[The task]
Return all of the data exactly as given.
##### Exercise data #####
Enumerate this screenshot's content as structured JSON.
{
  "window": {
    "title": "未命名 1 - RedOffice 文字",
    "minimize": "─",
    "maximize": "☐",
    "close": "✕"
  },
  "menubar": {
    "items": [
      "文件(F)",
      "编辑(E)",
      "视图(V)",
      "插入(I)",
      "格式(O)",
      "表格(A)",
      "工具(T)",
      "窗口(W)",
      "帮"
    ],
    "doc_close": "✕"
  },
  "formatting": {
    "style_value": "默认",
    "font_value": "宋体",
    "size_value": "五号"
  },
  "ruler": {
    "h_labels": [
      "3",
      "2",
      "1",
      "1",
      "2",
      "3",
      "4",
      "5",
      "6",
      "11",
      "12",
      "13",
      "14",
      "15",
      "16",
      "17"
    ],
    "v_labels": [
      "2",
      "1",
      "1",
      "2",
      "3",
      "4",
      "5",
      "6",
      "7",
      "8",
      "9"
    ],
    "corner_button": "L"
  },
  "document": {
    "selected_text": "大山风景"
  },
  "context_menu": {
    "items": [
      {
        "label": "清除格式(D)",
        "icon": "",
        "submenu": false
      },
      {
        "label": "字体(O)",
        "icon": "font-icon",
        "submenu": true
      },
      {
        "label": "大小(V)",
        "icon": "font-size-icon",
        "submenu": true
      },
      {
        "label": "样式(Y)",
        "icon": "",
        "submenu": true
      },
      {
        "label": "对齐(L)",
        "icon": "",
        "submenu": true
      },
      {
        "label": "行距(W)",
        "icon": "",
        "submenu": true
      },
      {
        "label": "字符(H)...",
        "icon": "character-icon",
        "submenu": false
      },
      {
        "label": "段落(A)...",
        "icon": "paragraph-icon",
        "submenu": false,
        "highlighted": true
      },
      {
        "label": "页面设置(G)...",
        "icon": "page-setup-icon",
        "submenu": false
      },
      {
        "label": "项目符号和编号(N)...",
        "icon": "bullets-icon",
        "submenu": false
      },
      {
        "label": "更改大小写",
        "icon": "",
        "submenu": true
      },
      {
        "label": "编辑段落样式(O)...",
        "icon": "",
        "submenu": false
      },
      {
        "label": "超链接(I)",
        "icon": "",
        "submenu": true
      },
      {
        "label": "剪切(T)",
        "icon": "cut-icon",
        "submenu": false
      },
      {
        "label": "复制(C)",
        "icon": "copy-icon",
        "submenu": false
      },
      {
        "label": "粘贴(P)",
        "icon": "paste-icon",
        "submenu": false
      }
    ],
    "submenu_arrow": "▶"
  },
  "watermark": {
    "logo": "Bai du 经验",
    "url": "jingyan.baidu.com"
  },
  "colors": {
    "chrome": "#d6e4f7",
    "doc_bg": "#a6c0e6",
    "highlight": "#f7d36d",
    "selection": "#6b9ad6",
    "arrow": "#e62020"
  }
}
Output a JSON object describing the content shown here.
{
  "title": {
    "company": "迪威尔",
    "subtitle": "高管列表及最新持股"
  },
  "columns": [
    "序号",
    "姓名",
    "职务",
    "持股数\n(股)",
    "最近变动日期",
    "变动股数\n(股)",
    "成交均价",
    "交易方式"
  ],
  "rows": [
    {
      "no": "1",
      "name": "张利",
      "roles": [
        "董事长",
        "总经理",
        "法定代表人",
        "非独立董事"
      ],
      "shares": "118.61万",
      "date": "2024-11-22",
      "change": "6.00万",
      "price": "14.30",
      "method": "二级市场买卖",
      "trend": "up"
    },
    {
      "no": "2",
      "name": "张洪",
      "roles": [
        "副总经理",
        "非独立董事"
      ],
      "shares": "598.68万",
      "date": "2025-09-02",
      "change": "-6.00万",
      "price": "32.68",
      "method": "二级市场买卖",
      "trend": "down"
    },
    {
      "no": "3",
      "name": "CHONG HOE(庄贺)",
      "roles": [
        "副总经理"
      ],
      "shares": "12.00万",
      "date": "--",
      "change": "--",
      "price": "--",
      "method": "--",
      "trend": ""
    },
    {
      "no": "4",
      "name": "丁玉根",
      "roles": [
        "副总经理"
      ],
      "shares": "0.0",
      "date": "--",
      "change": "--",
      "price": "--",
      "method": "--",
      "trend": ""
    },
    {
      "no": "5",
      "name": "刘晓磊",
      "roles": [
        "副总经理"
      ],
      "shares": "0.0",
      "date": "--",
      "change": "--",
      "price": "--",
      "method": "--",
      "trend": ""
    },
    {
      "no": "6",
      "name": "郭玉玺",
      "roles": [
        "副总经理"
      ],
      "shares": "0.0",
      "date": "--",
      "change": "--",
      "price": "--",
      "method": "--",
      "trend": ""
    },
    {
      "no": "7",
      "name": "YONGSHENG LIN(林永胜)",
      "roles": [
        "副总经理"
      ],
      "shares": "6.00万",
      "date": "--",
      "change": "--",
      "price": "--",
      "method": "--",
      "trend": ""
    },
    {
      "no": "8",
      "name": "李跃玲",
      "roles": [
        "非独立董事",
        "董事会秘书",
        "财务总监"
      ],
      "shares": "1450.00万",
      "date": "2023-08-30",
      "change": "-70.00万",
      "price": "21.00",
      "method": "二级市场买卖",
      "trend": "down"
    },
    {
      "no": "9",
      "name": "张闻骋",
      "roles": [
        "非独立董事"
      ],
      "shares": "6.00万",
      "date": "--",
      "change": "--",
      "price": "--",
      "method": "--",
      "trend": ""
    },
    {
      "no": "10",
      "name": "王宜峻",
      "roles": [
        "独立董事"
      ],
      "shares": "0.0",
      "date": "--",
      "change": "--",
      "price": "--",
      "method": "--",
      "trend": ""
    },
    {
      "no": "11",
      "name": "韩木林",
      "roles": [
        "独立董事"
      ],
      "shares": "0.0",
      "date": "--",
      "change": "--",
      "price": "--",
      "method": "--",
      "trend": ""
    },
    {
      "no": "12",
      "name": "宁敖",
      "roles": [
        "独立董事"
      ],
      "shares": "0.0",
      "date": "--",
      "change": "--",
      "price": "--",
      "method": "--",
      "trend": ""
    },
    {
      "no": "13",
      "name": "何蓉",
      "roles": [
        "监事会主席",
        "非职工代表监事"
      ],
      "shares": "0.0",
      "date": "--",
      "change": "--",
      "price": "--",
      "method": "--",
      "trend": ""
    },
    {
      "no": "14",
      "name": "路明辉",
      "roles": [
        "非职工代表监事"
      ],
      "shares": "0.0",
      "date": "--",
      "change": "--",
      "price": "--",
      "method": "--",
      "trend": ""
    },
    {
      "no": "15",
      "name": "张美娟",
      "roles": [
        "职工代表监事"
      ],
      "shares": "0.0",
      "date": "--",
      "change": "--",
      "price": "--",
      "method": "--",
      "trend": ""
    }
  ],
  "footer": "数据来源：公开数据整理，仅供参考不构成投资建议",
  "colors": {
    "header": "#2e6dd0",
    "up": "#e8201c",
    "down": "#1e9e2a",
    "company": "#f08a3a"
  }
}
#####
[Result of the task]
Enumerate this screenshot's content as structured JSON.
{
  "window": {
    "title": "未命名 1 - RedOffice 文字",
    "minimize": "─",
    "maximize": "☐",
    "close": "✕"
  },
  "menubar": {
    "items": [
      "文件(F)",
      "编辑(E)",
      "视图(V)",
      "插入(I)",
      "格式(O)",
      "表格(A)",
      "工具(T)",
      "窗口(W)",
      "帮"
    ],
    "doc_close": "✕"
  },
  "formatting": {
    "style_value": "默认",
    "font_value": "宋体",
    "size_value": "五号"
  },
  "ruler": {
    "h_labels": [
      "3",
      "2",
      "1",
      "1",
      "2",
      "3",
      "4",
      "5",
      "6",
      "11",
      "12",
      "13",
      "14",
      "15",
      "16",
      "17"
    ],
    "v_labels": [
      "2",
      "1",
      "1",
      "2",
      "3",
      "4",
      "5",
      "6",
      "7",
      "8",
      "9"
    ],
    "corner_button": "L"
  },
  "document": {
    "selected_text": "大山风景"
  },
  "context_menu": {
    "items": [
      {
        "label": "清除格式(D)",
        "icon": "",
        "submenu": false
      },
      {
        "label": "字体(O)",
        "icon": "font-icon",
        "submenu": true
      },
      {
        "label": "大小(V)",
        "icon": "font-size-icon",
        "submenu": true
      },
      {
        "label": "样式(Y)",
        "icon": "",
        "submenu": true
      },
      {
        "label": "对齐(L)",
        "icon": "",
        "submenu": true
      },
      {
        "label": "行距(W)",
        "icon": "",
        "submenu": true
      },
      {
        "label": "字符(H)...",
        "icon": "character-icon",
        "submenu": false
      },
      {
        "label": "段落(A)...",
        "icon": "paragraph-icon",
        "submenu": false,
        "highlighted": true
      },
      {
        "label": "页面设置(G)...",
        "icon": "page-setup-icon",
        "submenu": false
      },
      {
        "label": "项目符号和编号(N)...",
        "icon": "bullets-icon",
        "submenu": false
      },
      {
        "label": "更改大小写",
        "icon": "",
        "submenu": true
      },
      {
        "label": "编辑段落样式(O)...",
        "icon": "",
        "submenu": false
      },
      {
        "label": "超链接(I)",
        "icon": "",
        "submenu": true
      },
      {
        "label": "剪切(T)",
        "icon": "cut-icon",
        "submenu": false
      },
      {
        "label": "复制(C)",
        "icon": "copy-icon",
        "submenu": false
      },
      {
        "label": "粘贴(P)",
        "icon": "paste-icon",
        "submenu": false
      }
    ],
    "submenu_arrow": "▶"
  },
  "watermark": {
    "logo": "Bai du 经验",
    "url": "jingyan.baidu.com"
  },
  "colors": {
    "chrome": "#d6e4f7",
    "doc_bg": "#a6c0e6",
    "highlight": "#f7d36d",
    "selection": "#6b9ad6",
    "arrow": "#e62020"
  }
}
Output a JSON object describing the content shown here.
{
  "title": {
    "company": "迪威尔",
    "subtitle": "高管列表及最新持股"
  },
  "columns": [
    "序号",
    "姓名",
    "职务",
    "持股数\n(股)",
    "最近变动日期",
    "变动股数\n(股)",
    "成交均价",
    "交易方式"
  ],
  "rows": [
    {
      "no": "1",
      "name": "张利",
      "roles": [
        "董事长",
        "总经理",
        "法定代表人",
        "非独立董事"
      ],
      "shares": "118.61万",
      "date": "2024-11-22",
      "change": "6.00万",
      "price": "14.30",
      "method": "二级市场买卖",
      "trend": "up"
    },
    {
      "no": "2",
      "name": "张洪",
      "roles": [
        "副总经理",
        "非独立董事"
      ],
      "shares": "598.68万",
      "date": "2025-09-02",
      "change": "-6.00万",
      "price": "32.68",
      "method": "二级市场买卖",
      "trend": "down"
    },
    {
      "no": "3",
      "name": "CHONG HOE(庄贺)",
      "roles": [
        "副总经理"
      ],
      "shares": "12.00万",
      "date": "--",
      "change": "--",
      "price": "--",
      "method": "--",
      "trend": ""
    },
    {
      "no": "4",
      "name": "丁玉根",
      "roles": [
        "副总经理"
      ],
      "shares": "0.0",
      "date": "--",
      "change": "--",
      "price": "--",
      "method": "--",
      "trend": ""
    },
    {
      "no": "5",
      "name": "刘晓磊",
      "roles": [
        "副总经理"
      ],
      "shares": "0.0",
      "date": "--",
      "change": "--",
      "price": "--",
      "method": "--",
      "trend": ""
    },
    {
      "no": "6",
      "name": "郭玉玺",
      "roles": [
        "副总经理"
      ],
      "shares": "0.0",
      "date": "--",
      "change": "--",
      "price": "--",
      "method": "--",
      "trend": ""
    },
    {
      "no": "7",
      "name": "YONGSHENG LIN(林永胜)",
      "roles": [
        "副总经理"
      ],
      "shares": "6.00万",
      "date": "--",
      "change": "--",
      "price": "--",
      "method": "--",
      "trend": ""
    },
    {
      "no": "8",
      "name": "李跃玲",
      "roles": [
        "非独立董事",
        "董事会秘书",
        "财务总监"
      ],
      "shares": "1450.00万",
      "date": "2023-08-30",
      "change": "-70.00万",
      "price": "21.00",
      "method": "二级市场买卖",
      "trend": "down"
    },
    {
      "no": "9",
      "name": "张闻骋",
      "roles": [
        "非独立董事"
      ],
      "shares": "6.00万",
      "date": "--",
      "change": "--",
      "price": "--",
      "method": "--",
      "trend": ""
    },
    {
      "no": "10",
      "name": "王宜峻",
      "roles": [
        "独立董事"
      ],
      "shares": "0.0",
      "date": "--",
      "change": "--",
      "price": "--",
      "method": "--",
      "trend": ""
    },
    {
      "no": "11",
      "name": "韩木林",
      "roles": [
        "独立董事"
      ],
      "shares": "0.0",
      "date": "--",
      "change": "--",
      "price": "--",
      "method": "--",
      "trend": ""
    },
    {
      "no": "12",
      "name": "宁敖",
      "roles": [
        "独立董事"
      ],
      "shares": "0.0",
      "date": "--",
      "change": "--",
      "price": "--",
      "method": "--",
      "trend": ""
    },
    {
      "no": "13",
      "name": "何蓉",
      "roles": [
        "监事会主席",
        "非职工代表监事"
      ],
      "shares": "0.0",
      "date": "--",
      "change": "--",
      "price": "--",
      "method": "--",
      "trend": ""
    },
    {
      "no": "14",
      "name": "路明辉",
      "roles": [
        "非职工代表监事"
      ],
      "shares": "0.0",
      "date": "--",
      "change": "--",
      "price": "--",
      "method": "--",
      "trend": ""
    },
    {
      "no": "15",
      "name": "张美娟",
      "roles": [
        "职工代表监事"
      ],
      "shares": "0.0",
      "date": "--",
      "change": "--",
      "price": "--",
      "method": "--",
      "trend": ""
    }
  ],
  "footer": "数据来源：公开数据整理，仅供参考不构成投资建议",
  "colors": {
    "header": "#2e6dd0",
    "up": "#e8201c",
    "down": "#1e9e2a",
    "company": "#f08a3a"
  }
}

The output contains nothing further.